### THE EXERCISE
Output the material exactly, but drop every image it holds.

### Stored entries

* * *

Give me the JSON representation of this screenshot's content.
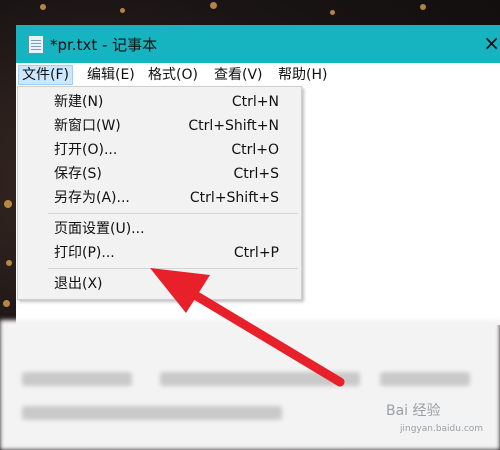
{
  "window": {
    "title": "*pr.txt - 记事本",
    "close_glyph": "×"
  },
  "menubar": {
    "items": [
      {
        "label": "文件(F)"
      },
      {
        "label": "编辑(E)"
      },
      {
        "label": "格式(O)"
      },
      {
        "label": "查看(V)"
      },
      {
        "label": "帮助(H)"
      }
    ]
  },
  "file_menu": {
    "items": [
      {
        "label": "新建(N)",
        "shortcut": "Ctrl+N"
      },
      {
        "label": "新窗口(W)",
        "shortcut": "Ctrl+Shift+N"
      },
      {
        "label": "打开(O)...",
        "shortcut": "Ctrl+O"
      },
      {
        "label": "保存(S)",
        "shortcut": "Ctrl+S"
      },
      {
        "label": "另存为(A)...",
        "shortcut": "Ctrl+Shift+S"
      },
      {
        "label": "页面设置(U)...",
        "shortcut": ""
      },
      {
        "label": "打印(P)...",
        "shortcut": "Ctrl+P"
      },
      {
        "label": "退出(X)",
        "shortcut": ""
      }
    ]
  },
  "watermark": {
    "main": "Bai 经验",
    "sub": "jingyan.baidu.com"
  },
  "colors": {
    "titlebar": "#16b3c0",
    "menu_highlight": "#cce8ff",
    "arrow": "#e8202a"
  }
}
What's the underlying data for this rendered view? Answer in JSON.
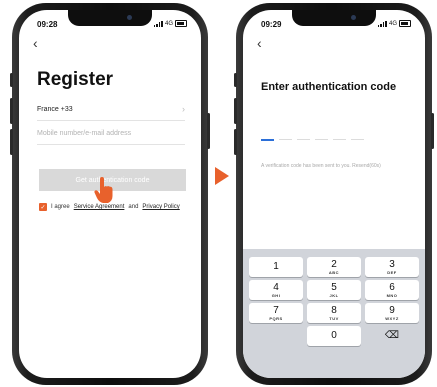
{
  "register_screen": {
    "status_time": "09:28",
    "network": "4G",
    "back_glyph": "‹",
    "title": "Register",
    "country_value": "France +33",
    "chevron_glyph": "›",
    "phone_placeholder": "Mobile number/e-mail address",
    "get_code_label": "Get authentication code",
    "agree_prefix": "I agree",
    "service_agreement": "Service Agreement",
    "and": "and",
    "privacy_policy": "Privacy Policy",
    "checkbox_glyph": "✓",
    "accent_color": "#e8612c",
    "pointer_icon": "hand-pointer-icon"
  },
  "arrow_icon": "play-arrow-icon",
  "auth_screen": {
    "status_time": "09:29",
    "network": "4G",
    "back_glyph": "‹",
    "title": "Enter authentication code",
    "code_note": "A verification code has been sent to you. Resend(60s)",
    "keypad": {
      "keys": [
        {
          "digit": "1",
          "letters": ""
        },
        {
          "digit": "2",
          "letters": "ABC"
        },
        {
          "digit": "3",
          "letters": "DEF"
        },
        {
          "digit": "4",
          "letters": "GHI"
        },
        {
          "digit": "5",
          "letters": "JKL"
        },
        {
          "digit": "6",
          "letters": "MNO"
        },
        {
          "digit": "7",
          "letters": "PQRS"
        },
        {
          "digit": "8",
          "letters": "TUV"
        },
        {
          "digit": "9",
          "letters": "WXYZ"
        },
        {
          "digit": "0",
          "letters": ""
        }
      ],
      "delete_glyph": "⌫"
    }
  }
}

* * *

### TASK SOLUTION
Give me the JSON representation of this screenshot's content.
{
  "window": {
    "title": "*pr.txt - 记事本",
    "close_glyph": "×"
  },
  "menubar": {
    "items": [
      {
        "label": "文件(F)"
      },
      {
        "label": "编辑(E)"
      },
      {
        "label": "格式(O)"
      },
      {
        "label": "查看(V)"
      },
      {
        "label": "帮助(H)"
      }
    ]
  },
  "file_menu": {
    "items": [
      {
        "label": "新建(N)",
        "shortcut": "Ctrl+N"
      },
      {
        "label": "新窗口(W)",
        "shortcut": "Ctrl+Shift+N"
      },
      {
        "label": "打开(O)...",
        "shortcut": "Ctrl+O"
      },
      {
        "label": "保存(S)",
        "shortcut": "Ctrl+S"
      },
      {
        "label": "另存为(A)...",
        "shortcut": "Ctrl+Shift+S"
      },
      {
        "label": "页面设置(U)...",
        "shortcut": ""
      },
      {
        "label": "打印(P)...",
        "shortcut": "Ctrl+P"
      },
      {
        "label": "退出(X)",
        "shortcut": ""
      }
    ]
  },
  "watermark": {
    "main": "Bai 经验",
    "sub": "jingyan.baidu.com"
  },
  "colors": {
    "titlebar": "#16b3c0",
    "menu_highlight": "#cce8ff",
    "arrow": "#e8202a"
  }
}
What's the underlying data for this rendered view? Answer in JSON.
{
  "register_screen": {
    "status_time": "09:28",
    "network": "4G",
    "back_glyph": "‹",
    "title": "Register",
    "country_value": "France +33",
    "chevron_glyph": "›",
    "phone_placeholder": "Mobile number/e-mail address",
    "get_code_label": "Get authentication code",
    "agree_prefix": "I agree",
    "service_agreement": "Service Agreement",
    "and": "and",
    "privacy_policy": "Privacy Policy",
    "checkbox_glyph": "✓",
    "accent_color": "#e8612c",
    "pointer_icon": "hand-pointer-icon"
  },
  "arrow_icon": "play-arrow-icon",
  "auth_screen": {
    "status_time": "09:29",
    "network": "4G",
    "back_glyph": "‹",
    "title": "Enter authentication code",
    "code_note": "A verification code has been sent to you. Resend(60s)",
    "keypad": {
      "keys": [
        {
          "digit": "1",
          "letters": ""
        },
        {
          "digit": "2",
          "letters": "ABC"
        },
        {
          "digit": "3",
          "letters": "DEF"
        },
        {
          "digit": "4",
          "letters": "GHI"
        },
        {
          "digit": "5",
          "letters": "JKL"
        },
        {
          "digit": "6",
          "letters": "MNO"
        },
        {
          "digit": "7",
          "letters": "PQRS"
        },
        {
          "digit": "8",
          "letters": "TUV"
        },
        {
          "digit": "9",
          "letters": "WXYZ"
        },
        {
          "digit": "0",
          "letters": ""
        }
      ],
      "delete_glyph": "⌫"
    }
  }
}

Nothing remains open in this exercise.